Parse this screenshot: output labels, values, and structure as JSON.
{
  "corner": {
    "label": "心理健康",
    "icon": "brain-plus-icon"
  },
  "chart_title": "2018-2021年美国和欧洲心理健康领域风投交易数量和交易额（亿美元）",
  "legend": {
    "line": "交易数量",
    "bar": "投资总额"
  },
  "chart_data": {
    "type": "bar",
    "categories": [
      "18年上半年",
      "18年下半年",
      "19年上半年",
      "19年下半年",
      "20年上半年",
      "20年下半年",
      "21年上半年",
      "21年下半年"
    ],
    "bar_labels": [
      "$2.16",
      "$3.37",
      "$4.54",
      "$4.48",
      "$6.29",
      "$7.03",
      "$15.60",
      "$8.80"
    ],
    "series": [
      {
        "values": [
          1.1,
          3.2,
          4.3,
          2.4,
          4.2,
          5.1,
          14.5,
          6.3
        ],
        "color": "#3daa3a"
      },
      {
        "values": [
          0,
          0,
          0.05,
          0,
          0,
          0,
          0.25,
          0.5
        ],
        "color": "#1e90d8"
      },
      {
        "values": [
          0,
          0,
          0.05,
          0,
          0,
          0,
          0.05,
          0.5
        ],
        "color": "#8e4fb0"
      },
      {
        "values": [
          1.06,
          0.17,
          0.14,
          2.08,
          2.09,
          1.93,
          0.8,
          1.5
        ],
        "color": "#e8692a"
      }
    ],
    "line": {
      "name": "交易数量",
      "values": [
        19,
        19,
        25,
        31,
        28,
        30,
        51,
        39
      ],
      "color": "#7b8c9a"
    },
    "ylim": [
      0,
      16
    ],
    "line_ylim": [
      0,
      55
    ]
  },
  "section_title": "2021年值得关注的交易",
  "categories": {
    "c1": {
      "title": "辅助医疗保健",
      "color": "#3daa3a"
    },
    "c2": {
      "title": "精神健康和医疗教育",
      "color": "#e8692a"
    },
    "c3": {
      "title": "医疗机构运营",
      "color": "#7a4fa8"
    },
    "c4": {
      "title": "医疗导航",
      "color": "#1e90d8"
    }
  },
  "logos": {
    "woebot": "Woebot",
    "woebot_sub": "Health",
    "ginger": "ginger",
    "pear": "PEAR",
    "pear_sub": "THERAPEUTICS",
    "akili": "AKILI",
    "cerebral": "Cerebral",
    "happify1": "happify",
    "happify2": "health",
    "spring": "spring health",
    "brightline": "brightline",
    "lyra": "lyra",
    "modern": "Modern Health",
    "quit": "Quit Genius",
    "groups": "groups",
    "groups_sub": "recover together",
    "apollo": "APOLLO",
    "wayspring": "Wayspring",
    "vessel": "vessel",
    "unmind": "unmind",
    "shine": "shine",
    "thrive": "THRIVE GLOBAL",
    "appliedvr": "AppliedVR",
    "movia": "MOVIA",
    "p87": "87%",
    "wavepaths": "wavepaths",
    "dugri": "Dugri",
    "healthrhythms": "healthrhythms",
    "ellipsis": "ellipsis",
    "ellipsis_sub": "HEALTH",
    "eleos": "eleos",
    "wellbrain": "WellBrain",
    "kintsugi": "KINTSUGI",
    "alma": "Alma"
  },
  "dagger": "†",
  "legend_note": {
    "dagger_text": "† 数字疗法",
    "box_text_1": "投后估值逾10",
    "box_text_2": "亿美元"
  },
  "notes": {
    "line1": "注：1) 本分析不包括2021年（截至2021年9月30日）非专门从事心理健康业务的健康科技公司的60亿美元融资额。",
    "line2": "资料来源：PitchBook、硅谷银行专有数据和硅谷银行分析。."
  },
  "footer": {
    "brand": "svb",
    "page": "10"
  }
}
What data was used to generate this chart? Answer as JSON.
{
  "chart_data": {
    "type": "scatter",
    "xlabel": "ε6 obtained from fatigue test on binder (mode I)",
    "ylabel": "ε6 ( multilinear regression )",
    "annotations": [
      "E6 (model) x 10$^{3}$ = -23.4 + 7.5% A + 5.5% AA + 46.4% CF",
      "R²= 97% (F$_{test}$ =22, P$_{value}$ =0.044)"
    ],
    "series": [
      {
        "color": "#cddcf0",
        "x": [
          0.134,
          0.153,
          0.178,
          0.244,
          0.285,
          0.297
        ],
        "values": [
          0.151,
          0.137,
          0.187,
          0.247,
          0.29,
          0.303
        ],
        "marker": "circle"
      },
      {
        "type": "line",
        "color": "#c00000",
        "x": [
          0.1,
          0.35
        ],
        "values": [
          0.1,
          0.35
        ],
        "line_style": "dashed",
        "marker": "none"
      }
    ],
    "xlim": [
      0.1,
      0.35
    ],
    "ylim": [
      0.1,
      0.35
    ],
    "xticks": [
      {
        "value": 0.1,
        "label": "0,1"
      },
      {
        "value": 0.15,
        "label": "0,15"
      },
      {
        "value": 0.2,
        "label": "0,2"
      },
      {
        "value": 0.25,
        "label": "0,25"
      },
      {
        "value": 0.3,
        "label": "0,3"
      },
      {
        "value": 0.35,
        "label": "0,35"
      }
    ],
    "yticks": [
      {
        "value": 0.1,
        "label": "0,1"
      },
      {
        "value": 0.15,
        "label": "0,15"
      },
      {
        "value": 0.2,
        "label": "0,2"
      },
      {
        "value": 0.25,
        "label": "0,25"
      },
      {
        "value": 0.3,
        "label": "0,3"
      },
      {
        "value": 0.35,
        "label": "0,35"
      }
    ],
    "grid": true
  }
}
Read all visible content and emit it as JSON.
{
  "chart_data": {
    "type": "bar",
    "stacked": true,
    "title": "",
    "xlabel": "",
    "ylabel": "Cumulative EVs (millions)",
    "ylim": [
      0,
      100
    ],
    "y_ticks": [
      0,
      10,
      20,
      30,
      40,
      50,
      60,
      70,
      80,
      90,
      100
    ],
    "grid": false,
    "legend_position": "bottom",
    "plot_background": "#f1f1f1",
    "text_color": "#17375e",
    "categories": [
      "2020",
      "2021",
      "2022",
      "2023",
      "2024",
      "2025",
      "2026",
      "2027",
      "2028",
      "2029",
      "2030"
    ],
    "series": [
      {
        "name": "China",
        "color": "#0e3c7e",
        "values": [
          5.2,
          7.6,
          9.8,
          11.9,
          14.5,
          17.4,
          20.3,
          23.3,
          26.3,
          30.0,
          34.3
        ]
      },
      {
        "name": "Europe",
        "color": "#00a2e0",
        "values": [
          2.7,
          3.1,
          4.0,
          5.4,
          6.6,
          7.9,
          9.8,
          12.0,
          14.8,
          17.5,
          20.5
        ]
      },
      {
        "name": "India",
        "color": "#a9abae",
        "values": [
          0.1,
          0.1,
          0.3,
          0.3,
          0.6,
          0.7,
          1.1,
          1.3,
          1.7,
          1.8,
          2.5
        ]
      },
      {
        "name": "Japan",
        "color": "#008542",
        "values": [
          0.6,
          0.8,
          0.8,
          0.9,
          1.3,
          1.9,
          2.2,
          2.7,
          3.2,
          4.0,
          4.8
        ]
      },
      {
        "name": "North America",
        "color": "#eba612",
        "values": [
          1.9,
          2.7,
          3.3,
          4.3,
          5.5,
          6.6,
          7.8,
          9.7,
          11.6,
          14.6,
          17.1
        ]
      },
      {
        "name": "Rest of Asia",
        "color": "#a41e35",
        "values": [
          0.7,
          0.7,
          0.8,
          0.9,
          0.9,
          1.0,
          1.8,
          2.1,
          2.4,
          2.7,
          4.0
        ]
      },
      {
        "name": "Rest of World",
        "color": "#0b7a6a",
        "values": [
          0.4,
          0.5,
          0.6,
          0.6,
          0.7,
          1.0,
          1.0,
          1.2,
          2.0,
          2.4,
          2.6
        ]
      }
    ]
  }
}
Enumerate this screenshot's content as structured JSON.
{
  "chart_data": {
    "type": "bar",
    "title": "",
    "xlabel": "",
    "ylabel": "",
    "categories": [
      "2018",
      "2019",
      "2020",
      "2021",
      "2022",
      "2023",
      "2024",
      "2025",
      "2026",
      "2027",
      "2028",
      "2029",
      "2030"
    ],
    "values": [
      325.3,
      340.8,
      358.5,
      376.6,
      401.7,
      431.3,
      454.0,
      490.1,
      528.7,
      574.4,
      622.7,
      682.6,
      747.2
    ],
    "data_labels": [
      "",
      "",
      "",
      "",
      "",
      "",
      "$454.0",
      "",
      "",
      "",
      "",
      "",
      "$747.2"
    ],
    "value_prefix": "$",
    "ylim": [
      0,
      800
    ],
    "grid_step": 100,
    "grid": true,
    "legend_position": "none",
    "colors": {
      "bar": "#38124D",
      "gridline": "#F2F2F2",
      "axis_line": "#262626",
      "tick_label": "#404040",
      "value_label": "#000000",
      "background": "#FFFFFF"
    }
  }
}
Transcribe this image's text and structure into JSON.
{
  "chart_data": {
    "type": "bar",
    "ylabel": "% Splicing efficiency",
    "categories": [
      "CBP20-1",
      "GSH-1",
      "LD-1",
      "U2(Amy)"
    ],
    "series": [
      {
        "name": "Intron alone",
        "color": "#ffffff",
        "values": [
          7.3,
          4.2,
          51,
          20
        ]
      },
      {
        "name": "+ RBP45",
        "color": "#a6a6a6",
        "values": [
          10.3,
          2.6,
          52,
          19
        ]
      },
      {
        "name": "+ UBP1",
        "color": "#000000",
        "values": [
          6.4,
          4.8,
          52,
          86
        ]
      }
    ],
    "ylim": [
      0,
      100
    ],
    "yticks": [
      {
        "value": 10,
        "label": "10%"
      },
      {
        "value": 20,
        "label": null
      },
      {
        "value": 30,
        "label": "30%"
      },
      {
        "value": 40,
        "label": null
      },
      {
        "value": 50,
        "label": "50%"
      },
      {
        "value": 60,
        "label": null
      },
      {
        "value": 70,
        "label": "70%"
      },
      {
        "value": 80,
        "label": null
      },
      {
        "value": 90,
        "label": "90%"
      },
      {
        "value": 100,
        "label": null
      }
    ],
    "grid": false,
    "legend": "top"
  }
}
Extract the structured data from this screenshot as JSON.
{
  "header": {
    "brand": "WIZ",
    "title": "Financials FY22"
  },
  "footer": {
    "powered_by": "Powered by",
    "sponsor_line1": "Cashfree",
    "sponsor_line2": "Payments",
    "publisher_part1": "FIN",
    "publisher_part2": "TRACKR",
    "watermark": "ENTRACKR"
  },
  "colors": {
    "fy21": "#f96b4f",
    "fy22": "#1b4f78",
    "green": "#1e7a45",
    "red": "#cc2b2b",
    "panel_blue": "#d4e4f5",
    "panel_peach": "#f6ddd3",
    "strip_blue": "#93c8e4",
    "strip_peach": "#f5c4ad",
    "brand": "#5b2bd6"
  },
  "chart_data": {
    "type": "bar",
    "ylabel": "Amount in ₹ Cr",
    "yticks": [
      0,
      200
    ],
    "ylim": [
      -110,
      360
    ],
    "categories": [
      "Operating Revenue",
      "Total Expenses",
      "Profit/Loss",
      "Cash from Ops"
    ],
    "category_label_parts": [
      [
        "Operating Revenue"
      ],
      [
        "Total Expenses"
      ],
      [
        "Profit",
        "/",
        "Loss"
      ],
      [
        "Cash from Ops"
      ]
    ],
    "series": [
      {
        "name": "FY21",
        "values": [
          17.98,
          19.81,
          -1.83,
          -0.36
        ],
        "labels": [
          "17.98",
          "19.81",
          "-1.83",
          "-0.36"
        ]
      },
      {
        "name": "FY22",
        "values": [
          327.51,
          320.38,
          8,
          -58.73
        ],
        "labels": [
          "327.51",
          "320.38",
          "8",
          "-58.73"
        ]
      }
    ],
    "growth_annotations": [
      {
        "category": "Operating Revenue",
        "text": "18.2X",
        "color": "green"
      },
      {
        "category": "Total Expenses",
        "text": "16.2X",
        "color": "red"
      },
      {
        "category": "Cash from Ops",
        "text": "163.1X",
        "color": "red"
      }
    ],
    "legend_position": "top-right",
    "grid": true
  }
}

TASK OBJECTIVE>
Say how many lines of the material contain the word "content", with no other text.

CORRECT RESULT>
2